# WHAT YOU SHOULD DO
What is the count of lines that hold the word "text"? Give only the number.

(Stored records)
══════
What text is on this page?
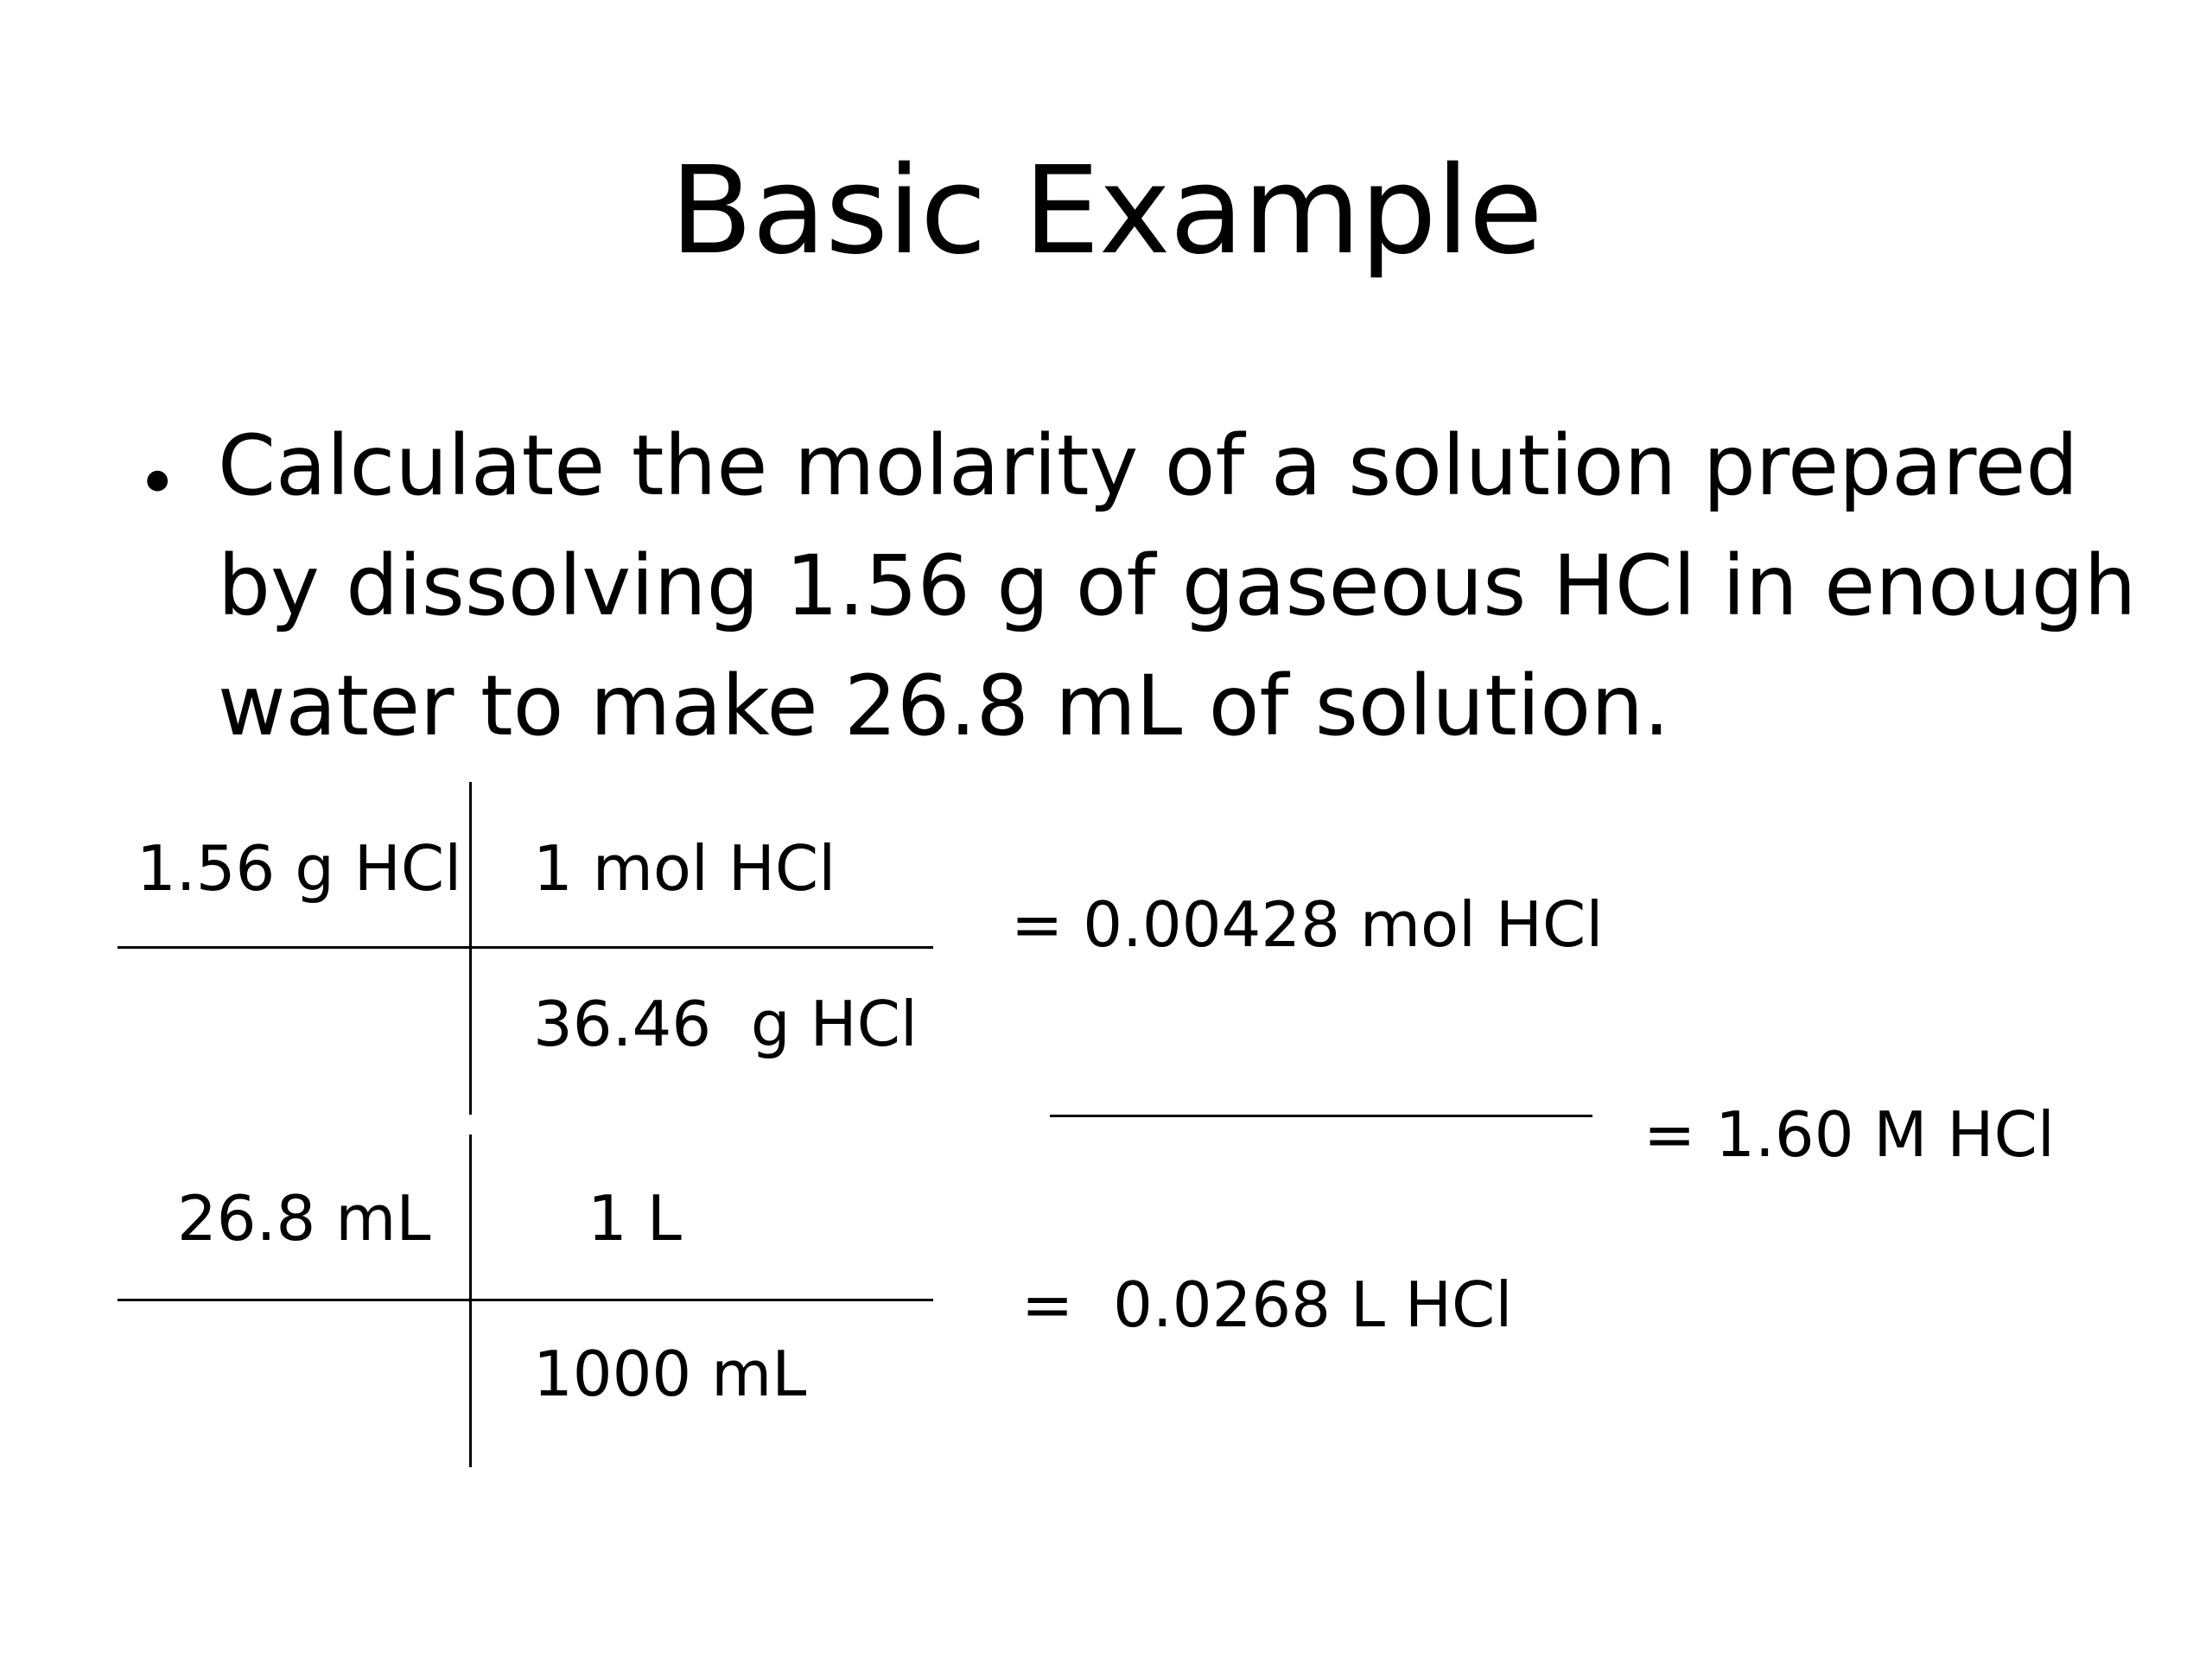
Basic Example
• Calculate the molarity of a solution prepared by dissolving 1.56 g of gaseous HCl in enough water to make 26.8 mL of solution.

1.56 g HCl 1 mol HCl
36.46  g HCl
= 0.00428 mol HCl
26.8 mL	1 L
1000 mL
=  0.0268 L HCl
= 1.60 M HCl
══════
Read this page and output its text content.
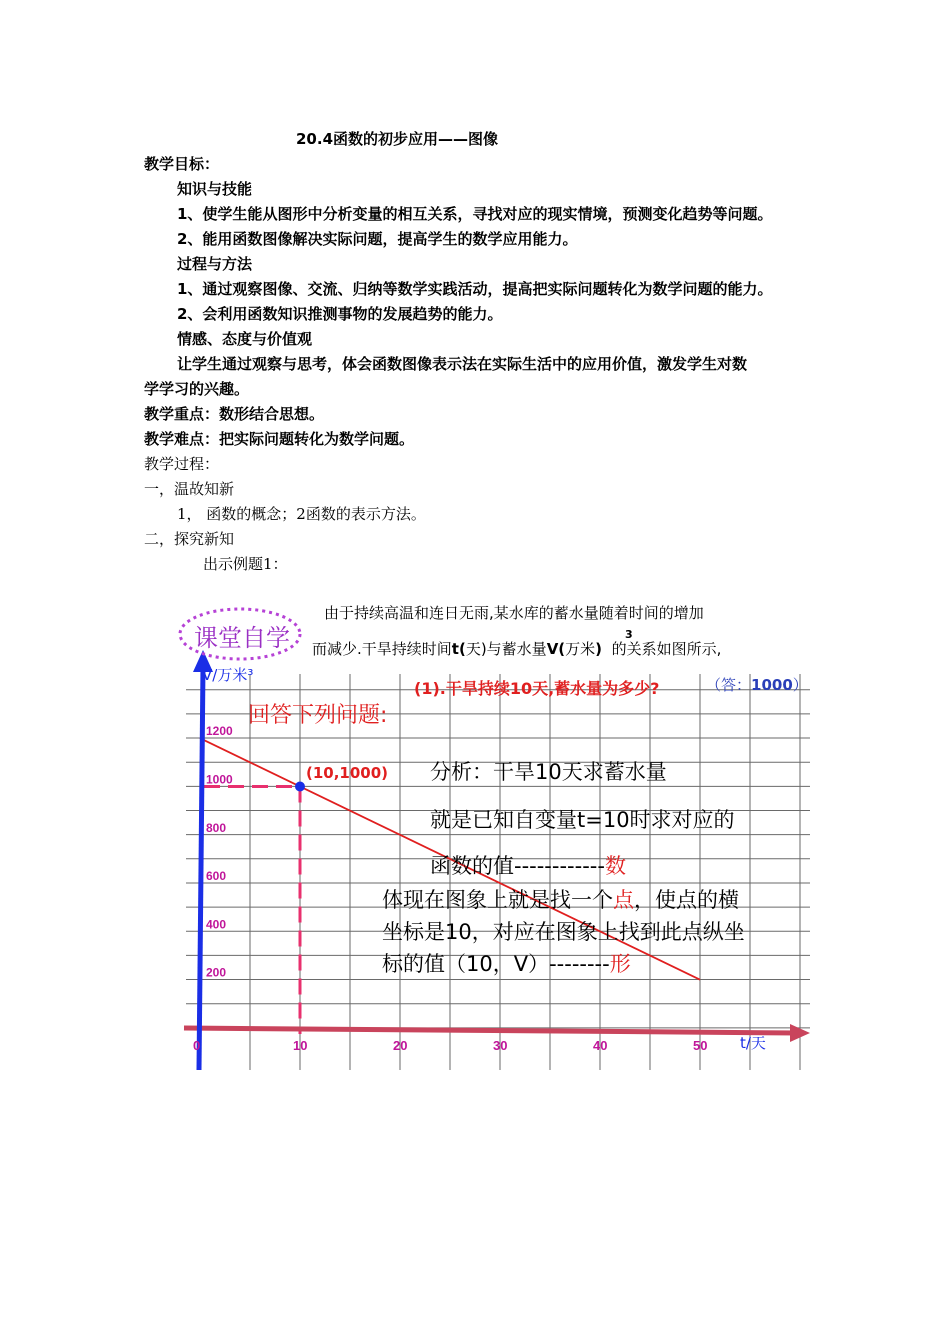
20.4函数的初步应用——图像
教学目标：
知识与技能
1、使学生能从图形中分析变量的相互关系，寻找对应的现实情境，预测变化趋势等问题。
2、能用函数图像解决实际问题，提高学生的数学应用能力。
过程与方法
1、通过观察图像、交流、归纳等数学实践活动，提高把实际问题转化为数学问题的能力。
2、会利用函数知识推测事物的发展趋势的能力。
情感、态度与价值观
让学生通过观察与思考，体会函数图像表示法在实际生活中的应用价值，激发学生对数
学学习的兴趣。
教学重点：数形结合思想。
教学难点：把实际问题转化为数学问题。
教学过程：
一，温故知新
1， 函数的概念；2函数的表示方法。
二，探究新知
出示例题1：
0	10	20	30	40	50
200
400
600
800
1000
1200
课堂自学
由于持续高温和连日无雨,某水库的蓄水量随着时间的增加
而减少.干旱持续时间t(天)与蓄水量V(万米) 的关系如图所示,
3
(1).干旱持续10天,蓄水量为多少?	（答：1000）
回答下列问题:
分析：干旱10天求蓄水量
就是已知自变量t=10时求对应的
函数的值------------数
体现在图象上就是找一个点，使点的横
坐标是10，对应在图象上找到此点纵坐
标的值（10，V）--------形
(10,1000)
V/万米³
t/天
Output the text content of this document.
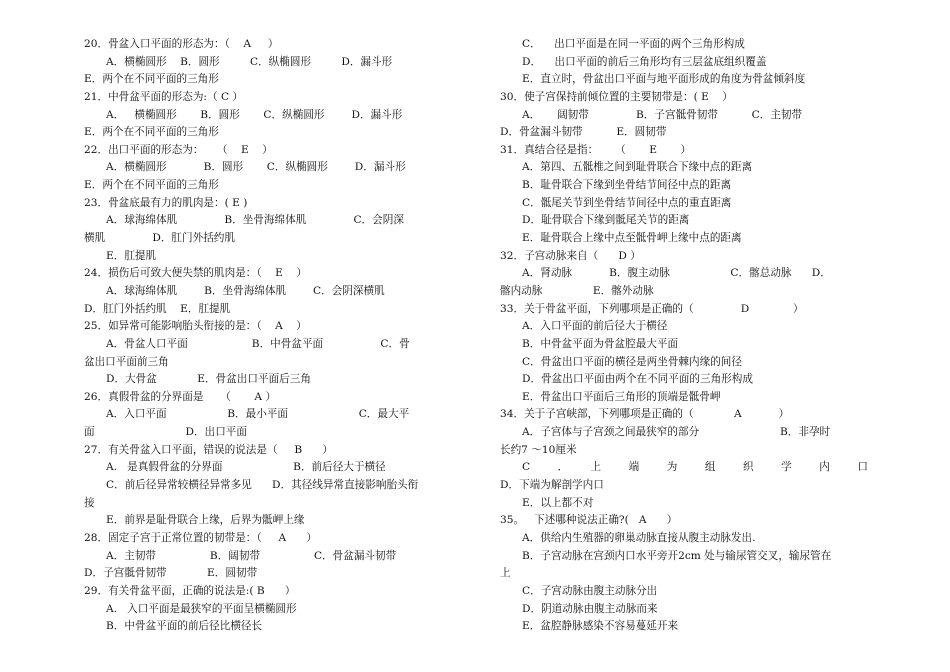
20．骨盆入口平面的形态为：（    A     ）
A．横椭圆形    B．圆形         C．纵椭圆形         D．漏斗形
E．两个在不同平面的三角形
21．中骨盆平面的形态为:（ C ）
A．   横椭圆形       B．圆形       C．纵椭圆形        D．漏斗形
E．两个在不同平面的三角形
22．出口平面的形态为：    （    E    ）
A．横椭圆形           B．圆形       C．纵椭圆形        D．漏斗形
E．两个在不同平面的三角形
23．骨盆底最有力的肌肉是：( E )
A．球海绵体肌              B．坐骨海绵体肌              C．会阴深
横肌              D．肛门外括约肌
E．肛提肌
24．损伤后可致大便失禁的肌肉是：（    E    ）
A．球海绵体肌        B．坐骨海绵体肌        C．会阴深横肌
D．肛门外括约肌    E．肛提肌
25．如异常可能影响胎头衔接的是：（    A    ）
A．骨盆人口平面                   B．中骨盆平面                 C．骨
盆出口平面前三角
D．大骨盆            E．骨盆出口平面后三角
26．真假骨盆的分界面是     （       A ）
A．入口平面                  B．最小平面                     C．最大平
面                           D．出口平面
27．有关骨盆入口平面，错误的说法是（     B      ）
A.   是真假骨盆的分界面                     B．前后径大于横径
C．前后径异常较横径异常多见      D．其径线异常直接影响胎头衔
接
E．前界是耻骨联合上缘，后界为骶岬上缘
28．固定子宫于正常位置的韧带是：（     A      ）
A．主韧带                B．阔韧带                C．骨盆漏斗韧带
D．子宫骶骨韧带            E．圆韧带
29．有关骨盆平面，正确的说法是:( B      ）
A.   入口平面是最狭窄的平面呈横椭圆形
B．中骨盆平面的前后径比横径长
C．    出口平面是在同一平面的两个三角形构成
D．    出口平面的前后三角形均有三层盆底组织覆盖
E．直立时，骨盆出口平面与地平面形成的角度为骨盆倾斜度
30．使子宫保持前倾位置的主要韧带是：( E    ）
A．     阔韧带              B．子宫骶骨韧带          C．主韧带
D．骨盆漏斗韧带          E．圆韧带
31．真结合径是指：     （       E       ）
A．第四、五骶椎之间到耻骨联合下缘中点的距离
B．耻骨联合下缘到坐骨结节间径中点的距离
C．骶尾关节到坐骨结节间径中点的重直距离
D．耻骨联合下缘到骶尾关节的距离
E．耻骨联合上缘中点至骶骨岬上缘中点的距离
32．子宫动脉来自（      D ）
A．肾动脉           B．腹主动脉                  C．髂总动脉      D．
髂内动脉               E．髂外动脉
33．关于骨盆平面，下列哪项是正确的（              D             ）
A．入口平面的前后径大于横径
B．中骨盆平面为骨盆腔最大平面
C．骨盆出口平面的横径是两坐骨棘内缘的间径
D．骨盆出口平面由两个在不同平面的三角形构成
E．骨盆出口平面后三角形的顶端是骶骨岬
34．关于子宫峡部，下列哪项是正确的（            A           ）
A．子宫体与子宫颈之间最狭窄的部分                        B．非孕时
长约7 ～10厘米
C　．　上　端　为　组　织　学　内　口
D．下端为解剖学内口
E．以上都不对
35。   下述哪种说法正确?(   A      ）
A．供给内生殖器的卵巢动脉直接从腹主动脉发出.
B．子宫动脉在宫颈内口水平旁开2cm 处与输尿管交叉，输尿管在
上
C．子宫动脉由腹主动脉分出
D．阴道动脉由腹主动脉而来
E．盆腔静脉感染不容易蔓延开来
══════
# RESULT FOR THIS TASK
3